> _WHAT IS ASKED_: Write out the listing beneath this instruction in its entirety, exactly as it reads.

> _TASK DATA_:

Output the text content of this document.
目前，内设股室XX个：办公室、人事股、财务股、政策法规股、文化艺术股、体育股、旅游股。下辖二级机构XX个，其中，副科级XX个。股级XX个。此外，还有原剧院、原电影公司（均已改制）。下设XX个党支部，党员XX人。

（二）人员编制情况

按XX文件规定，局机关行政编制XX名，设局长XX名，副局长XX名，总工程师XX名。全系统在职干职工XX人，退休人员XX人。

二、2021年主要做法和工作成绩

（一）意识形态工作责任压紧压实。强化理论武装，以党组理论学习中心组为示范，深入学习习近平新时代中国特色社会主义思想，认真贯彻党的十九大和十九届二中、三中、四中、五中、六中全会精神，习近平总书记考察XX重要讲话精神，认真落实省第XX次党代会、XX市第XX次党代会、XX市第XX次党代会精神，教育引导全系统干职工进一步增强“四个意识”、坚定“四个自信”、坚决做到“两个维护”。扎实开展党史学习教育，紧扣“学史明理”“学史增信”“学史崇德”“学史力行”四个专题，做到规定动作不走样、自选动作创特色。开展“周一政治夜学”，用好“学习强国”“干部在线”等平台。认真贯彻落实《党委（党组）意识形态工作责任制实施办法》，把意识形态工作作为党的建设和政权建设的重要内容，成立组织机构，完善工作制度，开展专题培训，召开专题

> _REPLY_:
Output the text content of this document.
目前，内设股室XX个：办公室、人事股、财务股、政策法规股、文化艺术股、体育股、旅游股。下辖二级机构XX个，其中，副科级XX个。股级XX个。此外，还有原剧院、原电影公司（均已改制）。下设XX个党支部，党员XX人。

（二）人员编制情况

按XX文件规定，局机关行政编制XX名，设局长XX名，副局长XX名，总工程师XX名。全系统在职干职工XX人，退休人员XX人。

二、2021年主要做法和工作成绩

（一）意识形态工作责任压紧压实。强化理论武装，以党组理论学习中心组为示范，深入学习习近平新时代中国特色社会主义思想，认真贯彻党的十九大和十九届二中、三中、四中、五中、六中全会精神，习近平总书记考察XX重要讲话精神，认真落实省第XX次党代会、XX市第XX次党代会、XX市第XX次党代会精神，教育引导全系统干职工进一步增强“四个意识”、坚定“四个自信”、坚决做到“两个维护”。扎实开展党史学习教育，紧扣“学史明理”“学史增信”“学史崇德”“学史力行”四个专题，做到规定动作不走样、自选动作创特色。开展“周一政治夜学”，用好“学习强国”“干部在线”等平台。认真贯彻落实《党委（党组）意识形态工作责任制实施办法》，把意识形态工作作为党的建设和政权建设的重要内容，成立组织机构，完善工作制度，开展专题培训，召开专题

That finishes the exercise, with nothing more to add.